Saved entries
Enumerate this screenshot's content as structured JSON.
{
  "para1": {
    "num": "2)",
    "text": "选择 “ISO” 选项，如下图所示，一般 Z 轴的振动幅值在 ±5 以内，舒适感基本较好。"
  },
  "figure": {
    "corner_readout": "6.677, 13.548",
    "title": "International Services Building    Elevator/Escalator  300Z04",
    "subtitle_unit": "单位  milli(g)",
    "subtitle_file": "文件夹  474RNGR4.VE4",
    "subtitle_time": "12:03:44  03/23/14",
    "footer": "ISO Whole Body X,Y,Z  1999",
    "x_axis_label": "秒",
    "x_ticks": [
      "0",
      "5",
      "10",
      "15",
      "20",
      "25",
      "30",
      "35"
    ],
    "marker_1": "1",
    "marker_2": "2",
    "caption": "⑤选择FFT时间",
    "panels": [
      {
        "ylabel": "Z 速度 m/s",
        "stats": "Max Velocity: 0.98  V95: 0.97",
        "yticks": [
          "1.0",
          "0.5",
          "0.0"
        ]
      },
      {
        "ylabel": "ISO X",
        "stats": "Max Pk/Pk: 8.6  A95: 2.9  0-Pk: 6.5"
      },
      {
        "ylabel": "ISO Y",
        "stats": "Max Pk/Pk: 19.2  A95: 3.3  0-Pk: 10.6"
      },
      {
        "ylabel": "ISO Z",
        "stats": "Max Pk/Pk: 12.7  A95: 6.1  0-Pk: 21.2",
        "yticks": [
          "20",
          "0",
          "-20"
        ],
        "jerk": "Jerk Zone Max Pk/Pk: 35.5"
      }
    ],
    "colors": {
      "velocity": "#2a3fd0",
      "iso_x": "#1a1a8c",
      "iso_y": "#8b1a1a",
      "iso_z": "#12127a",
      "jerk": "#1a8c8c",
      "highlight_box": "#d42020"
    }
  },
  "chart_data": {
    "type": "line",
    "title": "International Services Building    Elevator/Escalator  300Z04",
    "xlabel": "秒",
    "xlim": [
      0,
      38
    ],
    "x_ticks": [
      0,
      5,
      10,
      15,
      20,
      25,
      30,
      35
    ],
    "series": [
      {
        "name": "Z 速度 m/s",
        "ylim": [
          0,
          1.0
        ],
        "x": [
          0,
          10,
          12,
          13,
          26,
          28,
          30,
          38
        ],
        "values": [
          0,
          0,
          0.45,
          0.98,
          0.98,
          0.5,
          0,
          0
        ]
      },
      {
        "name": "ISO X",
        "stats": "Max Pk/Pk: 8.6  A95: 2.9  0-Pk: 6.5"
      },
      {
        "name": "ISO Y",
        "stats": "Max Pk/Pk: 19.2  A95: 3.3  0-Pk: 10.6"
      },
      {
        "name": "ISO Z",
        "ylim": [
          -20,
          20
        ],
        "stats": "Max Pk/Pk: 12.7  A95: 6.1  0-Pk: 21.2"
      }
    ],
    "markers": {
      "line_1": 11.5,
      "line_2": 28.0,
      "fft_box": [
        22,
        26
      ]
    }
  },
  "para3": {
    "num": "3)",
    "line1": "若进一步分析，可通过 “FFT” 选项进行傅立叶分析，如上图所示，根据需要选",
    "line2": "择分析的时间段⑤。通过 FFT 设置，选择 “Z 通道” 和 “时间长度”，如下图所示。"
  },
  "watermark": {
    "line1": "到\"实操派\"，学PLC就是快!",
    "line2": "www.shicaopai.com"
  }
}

→ **AIM**
Every line in the data that holds "ylabel" should be copied out.

→ **WRITTEN SOLUTION**
        "ylabel": "Z 速度 m/s",
        "ylabel": "ISO X",
        "ylabel": "ISO Y",
        "ylabel": "ISO Z",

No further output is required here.